● WRITTEN EXERCISE
Copy each line below without leaving any out.

● Saved entries
↓

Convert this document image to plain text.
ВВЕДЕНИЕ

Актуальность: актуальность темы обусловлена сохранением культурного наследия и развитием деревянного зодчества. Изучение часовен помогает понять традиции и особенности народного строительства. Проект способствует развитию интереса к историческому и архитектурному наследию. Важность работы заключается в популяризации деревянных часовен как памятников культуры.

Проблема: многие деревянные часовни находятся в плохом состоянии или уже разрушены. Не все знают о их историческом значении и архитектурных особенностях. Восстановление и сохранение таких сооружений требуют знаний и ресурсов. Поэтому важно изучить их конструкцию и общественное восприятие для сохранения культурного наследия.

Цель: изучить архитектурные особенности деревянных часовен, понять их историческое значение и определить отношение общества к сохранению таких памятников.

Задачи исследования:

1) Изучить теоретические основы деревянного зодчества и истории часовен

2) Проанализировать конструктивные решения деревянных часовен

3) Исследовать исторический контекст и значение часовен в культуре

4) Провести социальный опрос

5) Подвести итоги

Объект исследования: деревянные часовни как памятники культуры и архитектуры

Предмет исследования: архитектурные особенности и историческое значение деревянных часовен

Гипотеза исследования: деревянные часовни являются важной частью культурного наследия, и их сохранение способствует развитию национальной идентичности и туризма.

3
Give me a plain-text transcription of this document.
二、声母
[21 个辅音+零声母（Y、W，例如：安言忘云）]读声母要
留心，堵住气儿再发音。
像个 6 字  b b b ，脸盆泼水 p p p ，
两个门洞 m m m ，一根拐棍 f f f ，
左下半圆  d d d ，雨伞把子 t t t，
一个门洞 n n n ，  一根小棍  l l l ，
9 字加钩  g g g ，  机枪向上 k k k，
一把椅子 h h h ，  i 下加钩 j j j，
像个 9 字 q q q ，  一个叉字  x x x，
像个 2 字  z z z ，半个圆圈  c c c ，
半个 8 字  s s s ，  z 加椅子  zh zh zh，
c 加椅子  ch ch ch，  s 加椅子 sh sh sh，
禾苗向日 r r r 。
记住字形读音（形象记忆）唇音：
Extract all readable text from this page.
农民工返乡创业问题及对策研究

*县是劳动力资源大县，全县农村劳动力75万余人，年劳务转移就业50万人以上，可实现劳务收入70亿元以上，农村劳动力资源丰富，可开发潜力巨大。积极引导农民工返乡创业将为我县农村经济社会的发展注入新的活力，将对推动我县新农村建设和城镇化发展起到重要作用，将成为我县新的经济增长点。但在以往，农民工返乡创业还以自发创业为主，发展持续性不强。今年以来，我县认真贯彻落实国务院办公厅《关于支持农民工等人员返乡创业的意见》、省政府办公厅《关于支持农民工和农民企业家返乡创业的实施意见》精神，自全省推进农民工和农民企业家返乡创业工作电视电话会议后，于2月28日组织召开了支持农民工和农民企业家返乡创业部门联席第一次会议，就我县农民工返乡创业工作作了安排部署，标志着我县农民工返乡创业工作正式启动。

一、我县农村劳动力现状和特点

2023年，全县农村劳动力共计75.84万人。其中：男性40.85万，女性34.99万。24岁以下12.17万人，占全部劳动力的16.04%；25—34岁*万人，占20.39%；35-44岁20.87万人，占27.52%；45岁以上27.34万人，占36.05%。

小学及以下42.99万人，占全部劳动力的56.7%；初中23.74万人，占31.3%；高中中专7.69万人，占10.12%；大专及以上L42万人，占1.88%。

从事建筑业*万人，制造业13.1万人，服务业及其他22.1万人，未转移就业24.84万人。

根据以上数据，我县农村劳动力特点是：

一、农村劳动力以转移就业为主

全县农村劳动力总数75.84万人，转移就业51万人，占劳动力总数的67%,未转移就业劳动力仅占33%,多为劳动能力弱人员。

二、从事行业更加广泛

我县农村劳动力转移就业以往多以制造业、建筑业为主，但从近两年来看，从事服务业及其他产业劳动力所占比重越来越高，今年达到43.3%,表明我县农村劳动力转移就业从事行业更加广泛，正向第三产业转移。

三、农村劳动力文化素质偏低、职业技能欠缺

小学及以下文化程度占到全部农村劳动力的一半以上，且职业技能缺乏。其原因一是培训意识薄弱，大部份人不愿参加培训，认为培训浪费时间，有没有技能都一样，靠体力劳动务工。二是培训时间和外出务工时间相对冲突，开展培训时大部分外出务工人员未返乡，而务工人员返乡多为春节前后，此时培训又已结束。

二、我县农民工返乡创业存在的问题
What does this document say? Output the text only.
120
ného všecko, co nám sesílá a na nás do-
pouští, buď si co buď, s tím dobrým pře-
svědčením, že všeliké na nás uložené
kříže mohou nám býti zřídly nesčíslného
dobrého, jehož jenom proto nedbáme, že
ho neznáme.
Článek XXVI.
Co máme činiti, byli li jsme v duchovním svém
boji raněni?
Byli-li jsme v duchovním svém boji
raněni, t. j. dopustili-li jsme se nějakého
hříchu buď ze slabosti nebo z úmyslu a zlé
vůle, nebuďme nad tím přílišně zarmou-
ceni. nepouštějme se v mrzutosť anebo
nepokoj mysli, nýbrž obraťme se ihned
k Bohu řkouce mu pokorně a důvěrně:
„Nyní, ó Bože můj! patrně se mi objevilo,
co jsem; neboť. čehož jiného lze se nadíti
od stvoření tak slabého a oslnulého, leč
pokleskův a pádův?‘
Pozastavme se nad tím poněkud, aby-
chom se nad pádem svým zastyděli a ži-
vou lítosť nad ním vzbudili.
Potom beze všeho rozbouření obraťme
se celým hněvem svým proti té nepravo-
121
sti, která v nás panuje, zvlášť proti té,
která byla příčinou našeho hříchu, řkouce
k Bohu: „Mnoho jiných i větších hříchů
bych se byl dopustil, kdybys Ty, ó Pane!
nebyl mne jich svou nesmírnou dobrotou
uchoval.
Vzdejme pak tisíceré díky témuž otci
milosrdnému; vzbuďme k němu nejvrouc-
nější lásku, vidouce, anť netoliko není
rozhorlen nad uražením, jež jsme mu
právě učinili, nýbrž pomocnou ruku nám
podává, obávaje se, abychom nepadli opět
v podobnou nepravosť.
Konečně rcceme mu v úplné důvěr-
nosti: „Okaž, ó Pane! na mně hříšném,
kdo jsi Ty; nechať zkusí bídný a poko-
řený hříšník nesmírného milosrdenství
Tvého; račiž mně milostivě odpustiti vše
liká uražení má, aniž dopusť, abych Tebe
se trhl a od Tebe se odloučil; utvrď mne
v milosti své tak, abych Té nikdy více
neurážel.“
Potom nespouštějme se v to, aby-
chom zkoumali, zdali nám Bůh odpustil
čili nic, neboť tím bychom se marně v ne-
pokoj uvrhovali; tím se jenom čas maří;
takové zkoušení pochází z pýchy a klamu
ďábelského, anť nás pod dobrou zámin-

↑

● ANSWER IN FULL
Convert this document image to plain text.
ВВЕДЕНИЕ

Актуальность: актуальность темы обусловлена сохранением культурного наследия и развитием деревянного зодчества. Изучение часовен помогает понять традиции и особенности народного строительства. Проект способствует развитию интереса к историческому и архитектурному наследию. Важность работы заключается в популяризации деревянных часовен как памятников культуры.

Проблема: многие деревянные часовни находятся в плохом состоянии или уже разрушены. Не все знают о их историческом значении и архитектурных особенностях. Восстановление и сохранение таких сооружений требуют знаний и ресурсов. Поэтому важно изучить их конструкцию и общественное восприятие для сохранения культурного наследия.

Цель: изучить архитектурные особенности деревянных часовен, понять их историческое значение и определить отношение общества к сохранению таких памятников.

Задачи исследования:

1) Изучить теоретические основы деревянного зодчества и истории часовен

2) Проанализировать конструктивные решения деревянных часовен

3) Исследовать исторический контекст и значение часовен в культуре

4) Провести социальный опрос

5) Подвести итоги

Объект исследования: деревянные часовни как памятники культуры и архитектуры

Предмет исследования: архитектурные особенности и историческое значение деревянных часовен

Гипотеза исследования: деревянные часовни являются важной частью культурного наследия, и их сохранение способствует развитию национальной идентичности и туризма.

3
Give me a plain-text transcription of this document.
二、声母
[21 个辅音+零声母（Y、W，例如：安言忘云）]读声母要
留心，堵住气儿再发音。
像个 6 字  b b b ，脸盆泼水 p p p ，
两个门洞 m m m ，一根拐棍 f f f ，
左下半圆  d d d ，雨伞把子 t t t，
一个门洞 n n n ，  一根小棍  l l l ，
9 字加钩  g g g ，  机枪向上 k k k，
一把椅子 h h h ，  i 下加钩 j j j，
像个 9 字 q q q ，  一个叉字  x x x，
像个 2 字  z z z ，半个圆圈  c c c ，
半个 8 字  s s s ，  z 加椅子  zh zh zh，
c 加椅子  ch ch ch，  s 加椅子 sh sh sh，
禾苗向日 r r r 。
记住字形读音（形象记忆）唇音：
Extract all readable text from this page.
农民工返乡创业问题及对策研究

*县是劳动力资源大县，全县农村劳动力75万余人，年劳务转移就业50万人以上，可实现劳务收入70亿元以上，农村劳动力资源丰富，可开发潜力巨大。积极引导农民工返乡创业将为我县农村经济社会的发展注入新的活力，将对推动我县新农村建设和城镇化发展起到重要作用，将成为我县新的经济增长点。但在以往，农民工返乡创业还以自发创业为主，发展持续性不强。今年以来，我县认真贯彻落实国务院办公厅《关于支持农民工等人员返乡创业的意见》、省政府办公厅《关于支持农民工和农民企业家返乡创业的实施意见》精神，自全省推进农民工和农民企业家返乡创业工作电视电话会议后，于2月28日组织召开了支持农民工和农民企业家返乡创业部门联席第一次会议，就我县农民工返乡创业工作作了安排部署，标志着我县农民工返乡创业工作正式启动。

一、我县农村劳动力现状和特点

2023年，全县农村劳动力共计75.84万人。其中：男性40.85万，女性34.99万。24岁以下12.17万人，占全部劳动力的16.04%；25—34岁*万人，占20.39%；35-44岁20.87万人，占27.52%；45岁以上27.34万人，占36.05%。

小学及以下42.99万人，占全部劳动力的56.7%；初中23.74万人，占31.3%；高中中专7.69万人，占10.12%；大专及以上L42万人，占1.88%。

从事建筑业*万人，制造业13.1万人，服务业及其他22.1万人，未转移就业24.84万人。

根据以上数据，我县农村劳动力特点是：

一、农村劳动力以转移就业为主

全县农村劳动力总数75.84万人，转移就业51万人，占劳动力总数的67%,未转移就业劳动力仅占33%,多为劳动能力弱人员。

二、从事行业更加广泛

我县农村劳动力转移就业以往多以制造业、建筑业为主，但从近两年来看，从事服务业及其他产业劳动力所占比重越来越高，今年达到43.3%,表明我县农村劳动力转移就业从事行业更加广泛，正向第三产业转移。

三、农村劳动力文化素质偏低、职业技能欠缺

小学及以下文化程度占到全部农村劳动力的一半以上，且职业技能缺乏。其原因一是培训意识薄弱，大部份人不愿参加培训，认为培训浪费时间，有没有技能都一样，靠体力劳动务工。二是培训时间和外出务工时间相对冲突，开展培训时大部分外出务工人员未返乡，而务工人员返乡多为春节前后，此时培训又已结束。

二、我县农民工返乡创业存在的问题
What does this document say? Output the text only.
120
ného všecko, co nám sesílá a na nás do-
pouští, buď si co buď, s tím dobrým pře-
svědčením, že všeliké na nás uložené
kříže mohou nám býti zřídly nesčíslného
dobrého, jehož jenom proto nedbáme, že
ho neznáme.
Článek XXVI.
Co máme činiti, byli li jsme v duchovním svém
boji raněni?
Byli-li jsme v duchovním svém boji
raněni, t. j. dopustili-li jsme se nějakého
hříchu buď ze slabosti nebo z úmyslu a zlé
vůle, nebuďme nad tím přílišně zarmou-
ceni. nepouštějme se v mrzutosť anebo
nepokoj mysli, nýbrž obraťme se ihned
k Bohu řkouce mu pokorně a důvěrně:
„Nyní, ó Bože můj! patrně se mi objevilo,
co jsem; neboť. čehož jiného lze se nadíti
od stvoření tak slabého a oslnulého, leč
pokleskův a pádův?‘
Pozastavme se nad tím poněkud, aby-
chom se nad pádem svým zastyděli a ži-
vou lítosť nad ním vzbudili.
Potom beze všeho rozbouření obraťme
se celým hněvem svým proti té nepravo-
121
sti, která v nás panuje, zvlášť proti té,
která byla příčinou našeho hříchu, řkouce
k Bohu: „Mnoho jiných i větších hříchů
bych se byl dopustil, kdybys Ty, ó Pane!
nebyl mne jich svou nesmírnou dobrotou
uchoval.
Vzdejme pak tisíceré díky témuž otci
milosrdnému; vzbuďme k němu nejvrouc-
nější lásku, vidouce, anť netoliko není
rozhorlen nad uražením, jež jsme mu
právě učinili, nýbrž pomocnou ruku nám
podává, obávaje se, abychom nepadli opět
v podobnou nepravosť.
Konečně rcceme mu v úplné důvěr-
nosti: „Okaž, ó Pane! na mně hříšném,
kdo jsi Ty; nechať zkusí bídný a poko-
řený hříšník nesmírného milosrdenství
Tvého; račiž mně milostivě odpustiti vše
liká uražení má, aniž dopusť, abych Tebe
se trhl a od Tebe se odloučil; utvrď mne
v milosti své tak, abych Té nikdy více
neurážel.“
Potom nespouštějme se v to, aby-
chom zkoumali, zdali nám Bůh odpustil
čili nic, neboť tím bychom se marně v ne-
pokoj uvrhovali; tím se jenom čas maří;
takové zkoušení pochází z pýchy a klamu
ďábelského, anť nás pod dobrou zámin-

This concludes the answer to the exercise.